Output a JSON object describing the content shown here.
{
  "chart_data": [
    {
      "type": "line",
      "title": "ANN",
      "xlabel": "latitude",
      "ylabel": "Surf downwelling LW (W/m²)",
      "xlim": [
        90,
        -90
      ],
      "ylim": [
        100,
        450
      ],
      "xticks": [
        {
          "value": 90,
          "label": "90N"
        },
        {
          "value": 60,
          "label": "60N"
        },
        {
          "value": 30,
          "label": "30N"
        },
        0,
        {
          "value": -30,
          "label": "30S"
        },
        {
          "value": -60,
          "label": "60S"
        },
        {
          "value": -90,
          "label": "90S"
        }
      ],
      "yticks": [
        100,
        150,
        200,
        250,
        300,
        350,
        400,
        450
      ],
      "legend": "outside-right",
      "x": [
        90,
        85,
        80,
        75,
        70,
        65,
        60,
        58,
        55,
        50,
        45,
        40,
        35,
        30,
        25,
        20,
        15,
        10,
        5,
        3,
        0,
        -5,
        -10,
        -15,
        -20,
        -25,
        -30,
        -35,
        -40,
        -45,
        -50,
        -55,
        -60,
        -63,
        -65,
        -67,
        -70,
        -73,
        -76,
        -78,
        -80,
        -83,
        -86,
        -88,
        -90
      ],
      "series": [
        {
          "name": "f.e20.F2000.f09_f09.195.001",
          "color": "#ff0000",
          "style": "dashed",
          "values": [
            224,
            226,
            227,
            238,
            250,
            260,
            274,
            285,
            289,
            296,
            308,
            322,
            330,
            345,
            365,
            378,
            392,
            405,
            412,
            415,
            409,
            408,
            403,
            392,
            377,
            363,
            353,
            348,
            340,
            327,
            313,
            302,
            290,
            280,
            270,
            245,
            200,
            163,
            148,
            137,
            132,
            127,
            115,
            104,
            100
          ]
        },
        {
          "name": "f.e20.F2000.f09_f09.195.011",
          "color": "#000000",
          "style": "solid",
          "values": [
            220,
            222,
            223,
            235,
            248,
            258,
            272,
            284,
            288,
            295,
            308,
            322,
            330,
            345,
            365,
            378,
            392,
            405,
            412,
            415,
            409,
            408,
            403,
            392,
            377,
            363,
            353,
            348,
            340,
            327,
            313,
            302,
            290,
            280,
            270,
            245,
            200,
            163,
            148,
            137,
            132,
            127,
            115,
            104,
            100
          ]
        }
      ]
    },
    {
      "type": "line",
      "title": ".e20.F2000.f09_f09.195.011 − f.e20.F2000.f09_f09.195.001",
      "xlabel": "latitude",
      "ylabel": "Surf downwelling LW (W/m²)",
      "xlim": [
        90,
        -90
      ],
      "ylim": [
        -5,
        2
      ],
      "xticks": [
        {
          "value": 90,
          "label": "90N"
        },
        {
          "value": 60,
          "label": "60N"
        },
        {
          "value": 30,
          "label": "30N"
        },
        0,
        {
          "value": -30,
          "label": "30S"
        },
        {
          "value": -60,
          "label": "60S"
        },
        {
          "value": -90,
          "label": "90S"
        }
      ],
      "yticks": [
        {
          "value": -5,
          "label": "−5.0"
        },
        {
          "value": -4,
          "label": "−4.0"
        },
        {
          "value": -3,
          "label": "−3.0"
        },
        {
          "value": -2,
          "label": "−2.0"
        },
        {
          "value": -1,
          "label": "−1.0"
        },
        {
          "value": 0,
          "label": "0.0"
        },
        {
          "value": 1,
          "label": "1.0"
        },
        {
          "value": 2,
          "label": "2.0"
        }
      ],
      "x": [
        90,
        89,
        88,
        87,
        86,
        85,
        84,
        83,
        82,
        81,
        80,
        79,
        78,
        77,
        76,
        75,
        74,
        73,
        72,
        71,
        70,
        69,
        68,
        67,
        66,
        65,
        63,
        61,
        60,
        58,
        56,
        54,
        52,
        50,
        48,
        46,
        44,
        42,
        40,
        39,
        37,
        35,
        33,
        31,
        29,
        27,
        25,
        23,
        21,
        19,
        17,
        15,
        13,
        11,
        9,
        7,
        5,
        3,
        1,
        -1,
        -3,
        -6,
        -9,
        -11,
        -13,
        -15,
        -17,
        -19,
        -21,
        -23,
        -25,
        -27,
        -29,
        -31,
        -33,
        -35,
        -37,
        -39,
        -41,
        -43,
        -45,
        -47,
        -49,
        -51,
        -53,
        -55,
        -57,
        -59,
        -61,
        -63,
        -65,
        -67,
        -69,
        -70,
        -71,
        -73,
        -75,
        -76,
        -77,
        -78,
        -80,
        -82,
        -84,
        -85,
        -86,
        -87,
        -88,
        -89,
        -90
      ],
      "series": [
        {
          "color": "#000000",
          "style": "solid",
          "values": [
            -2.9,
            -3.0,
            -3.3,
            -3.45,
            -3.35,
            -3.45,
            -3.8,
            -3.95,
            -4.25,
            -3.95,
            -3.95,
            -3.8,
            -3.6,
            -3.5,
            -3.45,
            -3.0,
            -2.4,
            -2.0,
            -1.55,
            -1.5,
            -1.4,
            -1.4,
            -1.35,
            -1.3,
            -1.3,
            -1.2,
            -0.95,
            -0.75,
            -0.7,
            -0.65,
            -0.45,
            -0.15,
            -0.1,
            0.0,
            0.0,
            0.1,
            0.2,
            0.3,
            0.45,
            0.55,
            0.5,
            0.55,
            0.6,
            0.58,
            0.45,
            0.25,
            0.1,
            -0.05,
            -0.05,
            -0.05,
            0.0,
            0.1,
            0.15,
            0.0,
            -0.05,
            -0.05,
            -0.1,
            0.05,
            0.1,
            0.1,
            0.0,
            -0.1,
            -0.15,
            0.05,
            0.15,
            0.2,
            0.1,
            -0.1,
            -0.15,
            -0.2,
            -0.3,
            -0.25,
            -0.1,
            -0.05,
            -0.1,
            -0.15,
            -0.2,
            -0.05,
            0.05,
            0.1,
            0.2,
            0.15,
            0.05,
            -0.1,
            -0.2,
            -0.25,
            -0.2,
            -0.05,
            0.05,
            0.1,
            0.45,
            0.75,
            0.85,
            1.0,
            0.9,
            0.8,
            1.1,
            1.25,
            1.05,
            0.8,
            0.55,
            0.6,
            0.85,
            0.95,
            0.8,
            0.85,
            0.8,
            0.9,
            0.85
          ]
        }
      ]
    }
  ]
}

* _Task goal_
Take the entries above and copy them out exactly.

* _Response for this exercise_
Output a JSON object describing the content shown here.
{
  "chart_data": [
    {
      "type": "line",
      "title": "ANN",
      "xlabel": "latitude",
      "ylabel": "Surf downwelling LW (W/m²)",
      "xlim": [
        90,
        -90
      ],
      "ylim": [
        100,
        450
      ],
      "xticks": [
        {
          "value": 90,
          "label": "90N"
        },
        {
          "value": 60,
          "label": "60N"
        },
        {
          "value": 30,
          "label": "30N"
        },
        0,
        {
          "value": -30,
          "label": "30S"
        },
        {
          "value": -60,
          "label": "60S"
        },
        {
          "value": -90,
          "label": "90S"
        }
      ],
      "yticks": [
        100,
        150,
        200,
        250,
        300,
        350,
        400,
        450
      ],
      "legend": "outside-right",
      "x": [
        90,
        85,
        80,
        75,
        70,
        65,
        60,
        58,
        55,
        50,
        45,
        40,
        35,
        30,
        25,
        20,
        15,
        10,
        5,
        3,
        0,
        -5,
        -10,
        -15,
        -20,
        -25,
        -30,
        -35,
        -40,
        -45,
        -50,
        -55,
        -60,
        -63,
        -65,
        -67,
        -70,
        -73,
        -76,
        -78,
        -80,
        -83,
        -86,
        -88,
        -90
      ],
      "series": [
        {
          "name": "f.e20.F2000.f09_f09.195.001",
          "color": "#ff0000",
          "style": "dashed",
          "values": [
            224,
            226,
            227,
            238,
            250,
            260,
            274,
            285,
            289,
            296,
            308,
            322,
            330,
            345,
            365,
            378,
            392,
            405,
            412,
            415,
            409,
            408,
            403,
            392,
            377,
            363,
            353,
            348,
            340,
            327,
            313,
            302,
            290,
            280,
            270,
            245,
            200,
            163,
            148,
            137,
            132,
            127,
            115,
            104,
            100
          ]
        },
        {
          "name": "f.e20.F2000.f09_f09.195.011",
          "color": "#000000",
          "style": "solid",
          "values": [
            220,
            222,
            223,
            235,
            248,
            258,
            272,
            284,
            288,
            295,
            308,
            322,
            330,
            345,
            365,
            378,
            392,
            405,
            412,
            415,
            409,
            408,
            403,
            392,
            377,
            363,
            353,
            348,
            340,
            327,
            313,
            302,
            290,
            280,
            270,
            245,
            200,
            163,
            148,
            137,
            132,
            127,
            115,
            104,
            100
          ]
        }
      ]
    },
    {
      "type": "line",
      "title": ".e20.F2000.f09_f09.195.011 − f.e20.F2000.f09_f09.195.001",
      "xlabel": "latitude",
      "ylabel": "Surf downwelling LW (W/m²)",
      "xlim": [
        90,
        -90
      ],
      "ylim": [
        -5,
        2
      ],
      "xticks": [
        {
          "value": 90,
          "label": "90N"
        },
        {
          "value": 60,
          "label": "60N"
        },
        {
          "value": 30,
          "label": "30N"
        },
        0,
        {
          "value": -30,
          "label": "30S"
        },
        {
          "value": -60,
          "label": "60S"
        },
        {
          "value": -90,
          "label": "90S"
        }
      ],
      "yticks": [
        {
          "value": -5,
          "label": "−5.0"
        },
        {
          "value": -4,
          "label": "−4.0"
        },
        {
          "value": -3,
          "label": "−3.0"
        },
        {
          "value": -2,
          "label": "−2.0"
        },
        {
          "value": -1,
          "label": "−1.0"
        },
        {
          "value": 0,
          "label": "0.0"
        },
        {
          "value": 1,
          "label": "1.0"
        },
        {
          "value": 2,
          "label": "2.0"
        }
      ],
      "x": [
        90,
        89,
        88,
        87,
        86,
        85,
        84,
        83,
        82,
        81,
        80,
        79,
        78,
        77,
        76,
        75,
        74,
        73,
        72,
        71,
        70,
        69,
        68,
        67,
        66,
        65,
        63,
        61,
        60,
        58,
        56,
        54,
        52,
        50,
        48,
        46,
        44,
        42,
        40,
        39,
        37,
        35,
        33,
        31,
        29,
        27,
        25,
        23,
        21,
        19,
        17,
        15,
        13,
        11,
        9,
        7,
        5,
        3,
        1,
        -1,
        -3,
        -6,
        -9,
        -11,
        -13,
        -15,
        -17,
        -19,
        -21,
        -23,
        -25,
        -27,
        -29,
        -31,
        -33,
        -35,
        -37,
        -39,
        -41,
        -43,
        -45,
        -47,
        -49,
        -51,
        -53,
        -55,
        -57,
        -59,
        -61,
        -63,
        -65,
        -67,
        -69,
        -70,
        -71,
        -73,
        -75,
        -76,
        -77,
        -78,
        -80,
        -82,
        -84,
        -85,
        -86,
        -87,
        -88,
        -89,
        -90
      ],
      "series": [
        {
          "color": "#000000",
          "style": "solid",
          "values": [
            -2.9,
            -3.0,
            -3.3,
            -3.45,
            -3.35,
            -3.45,
            -3.8,
            -3.95,
            -4.25,
            -3.95,
            -3.95,
            -3.8,
            -3.6,
            -3.5,
            -3.45,
            -3.0,
            -2.4,
            -2.0,
            -1.55,
            -1.5,
            -1.4,
            -1.4,
            -1.35,
            -1.3,
            -1.3,
            -1.2,
            -0.95,
            -0.75,
            -0.7,
            -0.65,
            -0.45,
            -0.15,
            -0.1,
            0.0,
            0.0,
            0.1,
            0.2,
            0.3,
            0.45,
            0.55,
            0.5,
            0.55,
            0.6,
            0.58,
            0.45,
            0.25,
            0.1,
            -0.05,
            -0.05,
            -0.05,
            0.0,
            0.1,
            0.15,
            0.0,
            -0.05,
            -0.05,
            -0.1,
            0.05,
            0.1,
            0.1,
            0.0,
            -0.1,
            -0.15,
            0.05,
            0.15,
            0.2,
            0.1,
            -0.1,
            -0.15,
            -0.2,
            -0.3,
            -0.25,
            -0.1,
            -0.05,
            -0.1,
            -0.15,
            -0.2,
            -0.05,
            0.05,
            0.1,
            0.2,
            0.15,
            0.05,
            -0.1,
            -0.2,
            -0.25,
            -0.2,
            -0.05,
            0.05,
            0.1,
            0.45,
            0.75,
            0.85,
            1.0,
            0.9,
            0.8,
            1.1,
            1.25,
            1.05,
            0.8,
            0.55,
            0.6,
            0.85,
            0.95,
            0.8,
            0.85,
            0.8,
            0.9,
            0.85
          ]
        }
      ]
    }
  ]
}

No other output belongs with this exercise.